Dataset entries on figures
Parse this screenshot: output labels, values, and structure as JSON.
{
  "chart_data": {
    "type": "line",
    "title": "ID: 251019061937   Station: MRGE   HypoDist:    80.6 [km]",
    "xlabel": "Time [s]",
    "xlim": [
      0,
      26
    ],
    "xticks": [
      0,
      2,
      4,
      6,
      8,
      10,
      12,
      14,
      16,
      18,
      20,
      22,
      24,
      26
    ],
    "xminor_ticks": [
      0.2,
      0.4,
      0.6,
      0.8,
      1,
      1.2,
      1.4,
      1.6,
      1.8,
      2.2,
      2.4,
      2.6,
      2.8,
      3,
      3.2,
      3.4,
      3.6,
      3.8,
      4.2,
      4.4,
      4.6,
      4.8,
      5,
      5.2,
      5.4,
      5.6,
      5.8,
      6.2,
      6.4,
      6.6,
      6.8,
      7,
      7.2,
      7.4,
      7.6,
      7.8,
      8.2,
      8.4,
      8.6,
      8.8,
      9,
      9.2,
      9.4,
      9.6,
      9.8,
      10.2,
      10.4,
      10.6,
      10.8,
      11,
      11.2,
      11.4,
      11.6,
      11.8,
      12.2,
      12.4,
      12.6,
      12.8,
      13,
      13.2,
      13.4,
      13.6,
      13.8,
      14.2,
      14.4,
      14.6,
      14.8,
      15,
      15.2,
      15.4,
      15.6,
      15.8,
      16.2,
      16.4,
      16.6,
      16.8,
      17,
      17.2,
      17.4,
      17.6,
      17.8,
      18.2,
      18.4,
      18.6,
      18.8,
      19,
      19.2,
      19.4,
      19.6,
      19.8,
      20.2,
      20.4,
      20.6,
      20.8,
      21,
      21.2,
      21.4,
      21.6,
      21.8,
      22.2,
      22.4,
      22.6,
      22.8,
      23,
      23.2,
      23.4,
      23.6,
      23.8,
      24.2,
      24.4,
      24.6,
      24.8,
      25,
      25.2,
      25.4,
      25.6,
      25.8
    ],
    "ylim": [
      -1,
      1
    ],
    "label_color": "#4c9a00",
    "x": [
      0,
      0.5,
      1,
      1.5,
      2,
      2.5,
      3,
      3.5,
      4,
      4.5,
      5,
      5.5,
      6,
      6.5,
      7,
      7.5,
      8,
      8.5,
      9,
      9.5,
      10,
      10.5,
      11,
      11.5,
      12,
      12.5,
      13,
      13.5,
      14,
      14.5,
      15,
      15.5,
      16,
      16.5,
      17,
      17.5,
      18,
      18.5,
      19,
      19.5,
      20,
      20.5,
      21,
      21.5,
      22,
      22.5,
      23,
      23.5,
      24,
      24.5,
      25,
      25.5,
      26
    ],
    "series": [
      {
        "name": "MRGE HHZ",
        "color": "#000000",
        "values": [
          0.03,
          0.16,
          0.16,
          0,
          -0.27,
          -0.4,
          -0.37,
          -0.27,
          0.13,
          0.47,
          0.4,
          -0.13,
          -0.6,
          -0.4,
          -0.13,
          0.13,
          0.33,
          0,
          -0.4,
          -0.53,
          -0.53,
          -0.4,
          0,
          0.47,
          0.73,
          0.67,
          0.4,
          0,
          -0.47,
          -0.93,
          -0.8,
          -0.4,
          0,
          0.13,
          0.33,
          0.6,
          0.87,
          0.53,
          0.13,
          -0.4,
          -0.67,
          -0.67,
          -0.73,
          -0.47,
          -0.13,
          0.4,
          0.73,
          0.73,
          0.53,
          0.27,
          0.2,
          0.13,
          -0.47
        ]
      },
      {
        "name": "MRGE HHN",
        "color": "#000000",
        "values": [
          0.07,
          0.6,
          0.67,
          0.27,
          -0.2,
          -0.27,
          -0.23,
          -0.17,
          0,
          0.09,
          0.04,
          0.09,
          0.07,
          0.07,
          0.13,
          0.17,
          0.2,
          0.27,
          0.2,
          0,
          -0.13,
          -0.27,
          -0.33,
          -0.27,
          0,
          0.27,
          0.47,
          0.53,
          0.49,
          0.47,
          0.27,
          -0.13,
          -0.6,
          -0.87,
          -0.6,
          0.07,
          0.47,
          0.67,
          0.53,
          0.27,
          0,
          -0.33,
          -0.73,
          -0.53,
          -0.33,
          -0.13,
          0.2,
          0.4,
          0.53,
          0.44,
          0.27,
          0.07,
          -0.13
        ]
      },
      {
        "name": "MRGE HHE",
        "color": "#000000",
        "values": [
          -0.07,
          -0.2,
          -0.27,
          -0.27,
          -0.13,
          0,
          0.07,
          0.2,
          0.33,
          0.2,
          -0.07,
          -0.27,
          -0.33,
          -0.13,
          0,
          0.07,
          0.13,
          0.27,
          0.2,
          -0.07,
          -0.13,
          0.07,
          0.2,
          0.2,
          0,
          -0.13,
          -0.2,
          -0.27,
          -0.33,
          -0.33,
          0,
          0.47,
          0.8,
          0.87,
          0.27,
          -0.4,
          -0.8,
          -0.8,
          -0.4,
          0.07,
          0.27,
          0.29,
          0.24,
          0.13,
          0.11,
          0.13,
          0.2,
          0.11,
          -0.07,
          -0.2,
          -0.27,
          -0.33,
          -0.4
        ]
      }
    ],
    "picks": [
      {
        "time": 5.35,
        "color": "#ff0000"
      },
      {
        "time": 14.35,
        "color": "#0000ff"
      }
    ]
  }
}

**What is expected:** Transcribe the material above word for word.

**Correct answer:**
Parse this screenshot: output labels, values, and structure as JSON.
{
  "chart_data": {
    "type": "line",
    "title": "ID: 251019061937   Station: MRGE   HypoDist:    80.6 [km]",
    "xlabel": "Time [s]",
    "xlim": [
      0,
      26
    ],
    "xticks": [
      0,
      2,
      4,
      6,
      8,
      10,
      12,
      14,
      16,
      18,
      20,
      22,
      24,
      26
    ],
    "xminor_ticks": [
      0.2,
      0.4,
      0.6,
      0.8,
      1,
      1.2,
      1.4,
      1.6,
      1.8,
      2.2,
      2.4,
      2.6,
      2.8,
      3,
      3.2,
      3.4,
      3.6,
      3.8,
      4.2,
      4.4,
      4.6,
      4.8,
      5,
      5.2,
      5.4,
      5.6,
      5.8,
      6.2,
      6.4,
      6.6,
      6.8,
      7,
      7.2,
      7.4,
      7.6,
      7.8,
      8.2,
      8.4,
      8.6,
      8.8,
      9,
      9.2,
      9.4,
      9.6,
      9.8,
      10.2,
      10.4,
      10.6,
      10.8,
      11,
      11.2,
      11.4,
      11.6,
      11.8,
      12.2,
      12.4,
      12.6,
      12.8,
      13,
      13.2,
      13.4,
      13.6,
      13.8,
      14.2,
      14.4,
      14.6,
      14.8,
      15,
      15.2,
      15.4,
      15.6,
      15.8,
      16.2,
      16.4,
      16.6,
      16.8,
      17,
      17.2,
      17.4,
      17.6,
      17.8,
      18.2,
      18.4,
      18.6,
      18.8,
      19,
      19.2,
      19.4,
      19.6,
      19.8,
      20.2,
      20.4,
      20.6,
      20.8,
      21,
      21.2,
      21.4,
      21.6,
      21.8,
      22.2,
      22.4,
      22.6,
      22.8,
      23,
      23.2,
      23.4,
      23.6,
      23.8,
      24.2,
      24.4,
      24.6,
      24.8,
      25,
      25.2,
      25.4,
      25.6,
      25.8
    ],
    "ylim": [
      -1,
      1
    ],
    "label_color": "#4c9a00",
    "x": [
      0,
      0.5,
      1,
      1.5,
      2,
      2.5,
      3,
      3.5,
      4,
      4.5,
      5,
      5.5,
      6,
      6.5,
      7,
      7.5,
      8,
      8.5,
      9,
      9.5,
      10,
      10.5,
      11,
      11.5,
      12,
      12.5,
      13,
      13.5,
      14,
      14.5,
      15,
      15.5,
      16,
      16.5,
      17,
      17.5,
      18,
      18.5,
      19,
      19.5,
      20,
      20.5,
      21,
      21.5,
      22,
      22.5,
      23,
      23.5,
      24,
      24.5,
      25,
      25.5,
      26
    ],
    "series": [
      {
        "name": "MRGE HHZ",
        "color": "#000000",
        "values": [
          0.03,
          0.16,
          0.16,
          0,
          -0.27,
          -0.4,
          -0.37,
          -0.27,
          0.13,
          0.47,
          0.4,
          -0.13,
          -0.6,
          -0.4,
          -0.13,
          0.13,
          0.33,
          0,
          -0.4,
          -0.53,
          -0.53,
          -0.4,
          0,
          0.47,
          0.73,
          0.67,
          0.4,
          0,
          -0.47,
          -0.93,
          -0.8,
          -0.4,
          0,
          0.13,
          0.33,
          0.6,
          0.87,
          0.53,
          0.13,
          -0.4,
          -0.67,
          -0.67,
          -0.73,
          -0.47,
          -0.13,
          0.4,
          0.73,
          0.73,
          0.53,
          0.27,
          0.2,
          0.13,
          -0.47
        ]
      },
      {
        "name": "MRGE HHN",
        "color": "#000000",
        "values": [
          0.07,
          0.6,
          0.67,
          0.27,
          -0.2,
          -0.27,
          -0.23,
          -0.17,
          0,
          0.09,
          0.04,
          0.09,
          0.07,
          0.07,
          0.13,
          0.17,
          0.2,
          0.27,
          0.2,
          0,
          -0.13,
          -0.27,
          -0.33,
          -0.27,
          0,
          0.27,
          0.47,
          0.53,
          0.49,
          0.47,
          0.27,
          -0.13,
          -0.6,
          -0.87,
          -0.6,
          0.07,
          0.47,
          0.67,
          0.53,
          0.27,
          0,
          -0.33,
          -0.73,
          -0.53,
          -0.33,
          -0.13,
          0.2,
          0.4,
          0.53,
          0.44,
          0.27,
          0.07,
          -0.13
        ]
      },
      {
        "name": "MRGE HHE",
        "color": "#000000",
        "values": [
          -0.07,
          -0.2,
          -0.27,
          -0.27,
          -0.13,
          0,
          0.07,
          0.2,
          0.33,
          0.2,
          -0.07,
          -0.27,
          -0.33,
          -0.13,
          0,
          0.07,
          0.13,
          0.27,
          0.2,
          -0.07,
          -0.13,
          0.07,
          0.2,
          0.2,
          0,
          -0.13,
          -0.2,
          -0.27,
          -0.33,
          -0.33,
          0,
          0.47,
          0.8,
          0.87,
          0.27,
          -0.4,
          -0.8,
          -0.8,
          -0.4,
          0.07,
          0.27,
          0.29,
          0.24,
          0.13,
          0.11,
          0.13,
          0.2,
          0.11,
          -0.07,
          -0.2,
          -0.27,
          -0.33,
          -0.4
        ]
      }
    ],
    "picks": [
      {
        "time": 5.35,
        "color": "#ff0000"
      },
      {
        "time": 14.35,
        "color": "#0000ff"
      }
    ]
  }
}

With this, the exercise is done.